[Prompt]
Lift every line from the entries that includes the word "JSON".

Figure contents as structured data
═══

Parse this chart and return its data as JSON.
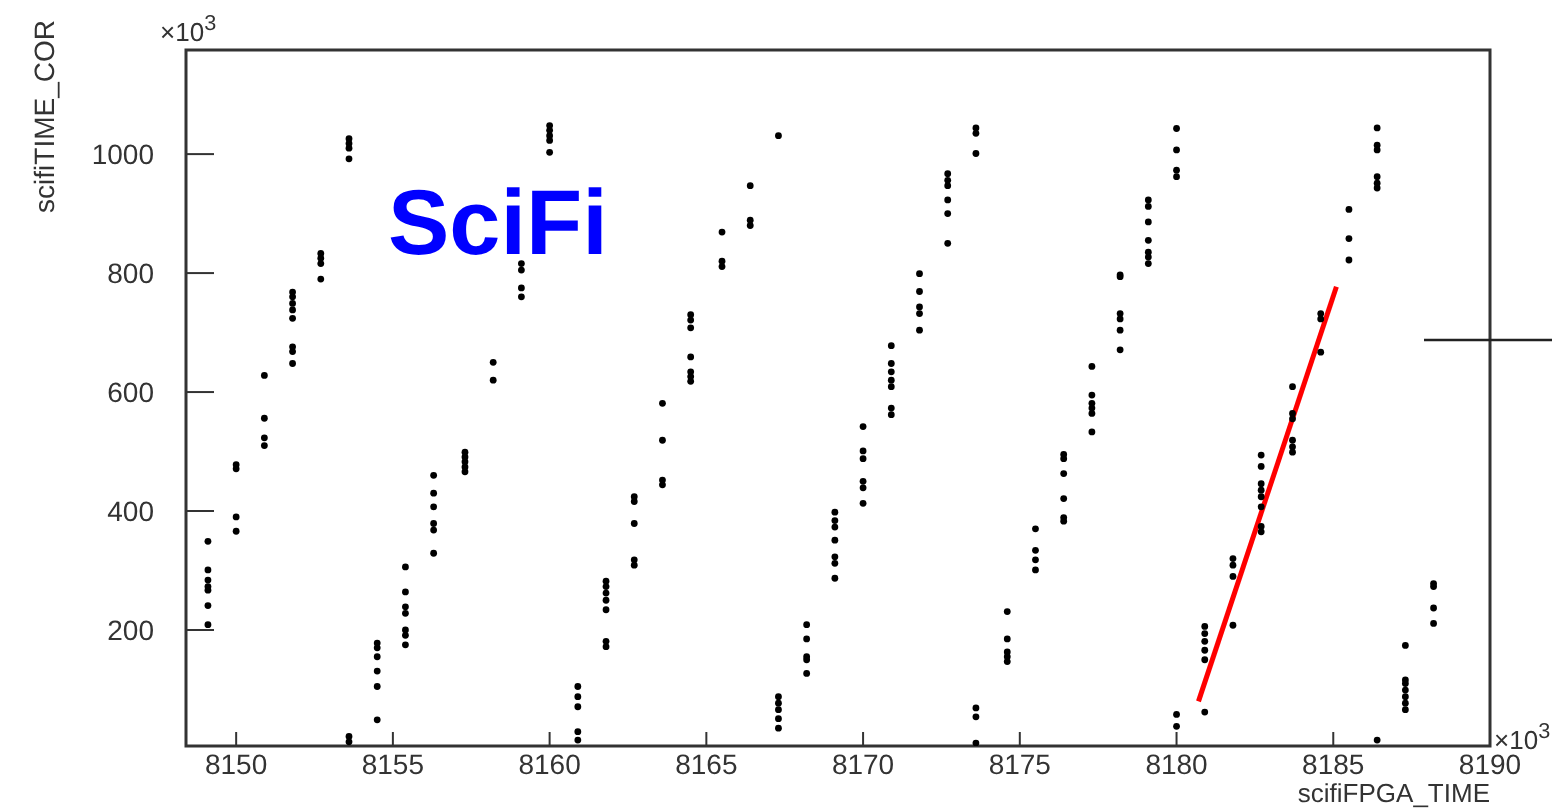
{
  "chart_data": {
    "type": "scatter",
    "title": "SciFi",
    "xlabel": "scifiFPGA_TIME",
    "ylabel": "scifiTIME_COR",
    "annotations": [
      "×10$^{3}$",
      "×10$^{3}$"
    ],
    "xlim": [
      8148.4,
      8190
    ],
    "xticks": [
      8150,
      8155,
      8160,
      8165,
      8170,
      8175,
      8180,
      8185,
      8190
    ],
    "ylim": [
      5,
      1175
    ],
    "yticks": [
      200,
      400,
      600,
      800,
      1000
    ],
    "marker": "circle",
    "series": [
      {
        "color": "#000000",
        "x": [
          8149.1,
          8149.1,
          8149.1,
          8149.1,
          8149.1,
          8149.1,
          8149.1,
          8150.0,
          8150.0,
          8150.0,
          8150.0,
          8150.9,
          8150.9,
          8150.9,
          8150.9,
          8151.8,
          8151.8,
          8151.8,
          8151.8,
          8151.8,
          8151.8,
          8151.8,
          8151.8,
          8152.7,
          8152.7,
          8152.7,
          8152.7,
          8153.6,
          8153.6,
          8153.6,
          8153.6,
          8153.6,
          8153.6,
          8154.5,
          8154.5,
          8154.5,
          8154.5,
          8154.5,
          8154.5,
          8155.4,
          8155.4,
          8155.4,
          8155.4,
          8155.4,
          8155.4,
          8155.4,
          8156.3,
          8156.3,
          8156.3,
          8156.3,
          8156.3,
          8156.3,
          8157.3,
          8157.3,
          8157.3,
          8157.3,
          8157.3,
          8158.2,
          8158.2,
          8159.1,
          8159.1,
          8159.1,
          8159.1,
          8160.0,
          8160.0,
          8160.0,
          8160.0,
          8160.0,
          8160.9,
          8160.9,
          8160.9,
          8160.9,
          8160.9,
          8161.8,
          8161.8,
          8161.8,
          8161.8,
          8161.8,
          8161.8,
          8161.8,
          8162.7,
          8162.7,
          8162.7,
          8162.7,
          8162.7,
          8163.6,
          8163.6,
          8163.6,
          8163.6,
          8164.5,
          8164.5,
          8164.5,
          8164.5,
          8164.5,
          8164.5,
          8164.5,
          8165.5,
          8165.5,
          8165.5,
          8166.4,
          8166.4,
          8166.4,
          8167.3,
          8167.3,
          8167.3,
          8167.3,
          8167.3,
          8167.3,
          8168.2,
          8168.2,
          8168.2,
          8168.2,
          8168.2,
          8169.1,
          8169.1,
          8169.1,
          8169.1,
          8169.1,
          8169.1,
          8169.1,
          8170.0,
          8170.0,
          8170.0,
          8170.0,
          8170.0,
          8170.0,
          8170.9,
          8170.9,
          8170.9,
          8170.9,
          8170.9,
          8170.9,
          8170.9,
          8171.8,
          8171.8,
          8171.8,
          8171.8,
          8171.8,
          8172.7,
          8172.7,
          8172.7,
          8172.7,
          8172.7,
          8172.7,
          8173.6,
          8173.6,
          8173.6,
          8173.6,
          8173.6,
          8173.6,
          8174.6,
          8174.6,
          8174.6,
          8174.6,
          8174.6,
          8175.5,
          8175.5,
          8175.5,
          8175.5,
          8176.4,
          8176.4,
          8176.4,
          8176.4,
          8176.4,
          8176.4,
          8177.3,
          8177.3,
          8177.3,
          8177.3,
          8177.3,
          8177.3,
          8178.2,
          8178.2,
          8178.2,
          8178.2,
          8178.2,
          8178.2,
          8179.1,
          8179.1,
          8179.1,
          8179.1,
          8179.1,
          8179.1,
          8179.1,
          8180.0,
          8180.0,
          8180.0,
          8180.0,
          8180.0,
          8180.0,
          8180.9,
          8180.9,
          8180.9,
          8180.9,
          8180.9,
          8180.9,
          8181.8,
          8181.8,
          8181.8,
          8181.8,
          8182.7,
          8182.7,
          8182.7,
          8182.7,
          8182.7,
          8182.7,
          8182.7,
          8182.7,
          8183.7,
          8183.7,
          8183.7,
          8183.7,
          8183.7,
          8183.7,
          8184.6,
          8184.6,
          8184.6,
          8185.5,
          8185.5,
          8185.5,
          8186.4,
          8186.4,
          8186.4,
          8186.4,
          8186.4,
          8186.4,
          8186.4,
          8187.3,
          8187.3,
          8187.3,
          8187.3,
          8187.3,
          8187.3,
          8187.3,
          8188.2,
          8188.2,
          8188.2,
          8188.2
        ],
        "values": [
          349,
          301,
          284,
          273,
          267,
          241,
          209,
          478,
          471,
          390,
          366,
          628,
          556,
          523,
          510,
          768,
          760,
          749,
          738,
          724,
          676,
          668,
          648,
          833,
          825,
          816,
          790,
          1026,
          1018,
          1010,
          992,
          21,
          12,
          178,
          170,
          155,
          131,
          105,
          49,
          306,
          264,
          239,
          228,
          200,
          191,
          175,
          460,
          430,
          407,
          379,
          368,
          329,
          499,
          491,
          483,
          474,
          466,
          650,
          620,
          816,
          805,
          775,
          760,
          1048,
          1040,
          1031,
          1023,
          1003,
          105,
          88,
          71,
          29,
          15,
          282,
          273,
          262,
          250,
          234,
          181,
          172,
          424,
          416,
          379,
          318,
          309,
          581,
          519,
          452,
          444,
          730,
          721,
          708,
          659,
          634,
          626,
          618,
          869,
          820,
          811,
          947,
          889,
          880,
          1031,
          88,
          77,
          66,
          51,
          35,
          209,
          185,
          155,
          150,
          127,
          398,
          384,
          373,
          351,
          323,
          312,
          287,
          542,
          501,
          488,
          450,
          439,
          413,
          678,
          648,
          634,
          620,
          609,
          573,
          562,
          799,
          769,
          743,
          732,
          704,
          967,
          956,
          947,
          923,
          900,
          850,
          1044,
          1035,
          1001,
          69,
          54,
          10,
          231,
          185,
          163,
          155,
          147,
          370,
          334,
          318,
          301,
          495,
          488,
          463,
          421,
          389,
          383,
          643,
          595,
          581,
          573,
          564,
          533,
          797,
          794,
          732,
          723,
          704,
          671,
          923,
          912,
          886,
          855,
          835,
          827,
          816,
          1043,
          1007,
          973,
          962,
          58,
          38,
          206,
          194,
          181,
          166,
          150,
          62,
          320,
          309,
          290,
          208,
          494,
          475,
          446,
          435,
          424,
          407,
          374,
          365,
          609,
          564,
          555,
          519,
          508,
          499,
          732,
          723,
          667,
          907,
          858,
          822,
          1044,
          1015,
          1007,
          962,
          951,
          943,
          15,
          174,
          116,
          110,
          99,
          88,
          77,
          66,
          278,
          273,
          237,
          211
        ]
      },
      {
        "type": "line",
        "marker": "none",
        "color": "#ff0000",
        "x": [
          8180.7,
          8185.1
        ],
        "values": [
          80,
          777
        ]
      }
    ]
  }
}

═══

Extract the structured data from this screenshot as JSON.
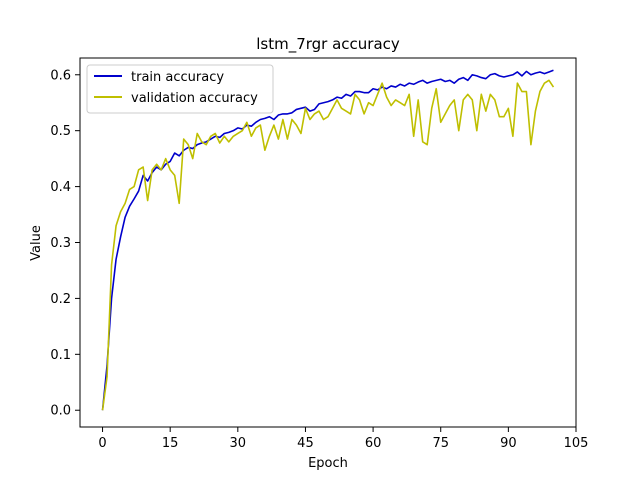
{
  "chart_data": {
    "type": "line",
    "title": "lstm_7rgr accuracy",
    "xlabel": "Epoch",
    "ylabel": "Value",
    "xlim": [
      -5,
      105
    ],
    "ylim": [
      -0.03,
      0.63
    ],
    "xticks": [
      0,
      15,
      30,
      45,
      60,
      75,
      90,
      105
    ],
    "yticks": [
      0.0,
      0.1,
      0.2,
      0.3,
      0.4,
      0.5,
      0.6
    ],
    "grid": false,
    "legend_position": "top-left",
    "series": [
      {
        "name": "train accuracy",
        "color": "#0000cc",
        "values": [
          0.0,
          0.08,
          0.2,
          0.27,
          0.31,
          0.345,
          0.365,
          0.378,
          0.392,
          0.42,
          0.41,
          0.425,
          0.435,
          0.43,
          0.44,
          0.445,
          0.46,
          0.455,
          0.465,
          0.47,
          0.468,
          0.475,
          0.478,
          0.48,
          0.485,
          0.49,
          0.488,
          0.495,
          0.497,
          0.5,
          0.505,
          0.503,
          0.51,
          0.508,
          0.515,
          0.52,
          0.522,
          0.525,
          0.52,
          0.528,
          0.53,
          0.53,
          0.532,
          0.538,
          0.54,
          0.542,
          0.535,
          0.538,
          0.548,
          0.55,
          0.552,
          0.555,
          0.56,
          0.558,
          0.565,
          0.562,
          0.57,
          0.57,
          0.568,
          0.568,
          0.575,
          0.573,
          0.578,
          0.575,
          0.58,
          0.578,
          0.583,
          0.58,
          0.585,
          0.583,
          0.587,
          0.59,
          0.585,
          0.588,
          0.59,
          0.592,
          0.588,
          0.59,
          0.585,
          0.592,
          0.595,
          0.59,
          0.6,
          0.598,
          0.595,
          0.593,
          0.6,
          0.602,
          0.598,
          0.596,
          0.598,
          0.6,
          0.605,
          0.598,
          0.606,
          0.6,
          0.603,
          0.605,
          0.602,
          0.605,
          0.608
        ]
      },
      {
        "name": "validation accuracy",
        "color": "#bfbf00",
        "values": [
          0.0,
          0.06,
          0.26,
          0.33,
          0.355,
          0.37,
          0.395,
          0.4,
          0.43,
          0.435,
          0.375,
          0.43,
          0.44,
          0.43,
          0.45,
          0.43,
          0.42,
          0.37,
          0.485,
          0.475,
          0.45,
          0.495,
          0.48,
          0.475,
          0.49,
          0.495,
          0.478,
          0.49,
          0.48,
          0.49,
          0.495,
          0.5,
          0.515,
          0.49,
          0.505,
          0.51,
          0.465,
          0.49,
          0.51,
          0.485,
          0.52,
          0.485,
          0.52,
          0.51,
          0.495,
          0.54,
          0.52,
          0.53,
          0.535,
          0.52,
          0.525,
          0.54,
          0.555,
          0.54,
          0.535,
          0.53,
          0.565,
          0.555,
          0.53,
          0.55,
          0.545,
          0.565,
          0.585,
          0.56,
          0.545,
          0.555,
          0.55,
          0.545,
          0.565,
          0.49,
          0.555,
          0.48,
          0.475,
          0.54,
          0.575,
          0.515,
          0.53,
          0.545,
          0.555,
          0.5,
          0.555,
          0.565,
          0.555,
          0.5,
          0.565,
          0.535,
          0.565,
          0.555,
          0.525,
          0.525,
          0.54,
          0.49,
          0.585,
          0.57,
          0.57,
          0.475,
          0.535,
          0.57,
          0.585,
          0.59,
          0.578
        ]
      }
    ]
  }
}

═══

[Solved exercise]
Parse this chart and return its data as JSON.
Extract the structured data from this screenshot as JSON.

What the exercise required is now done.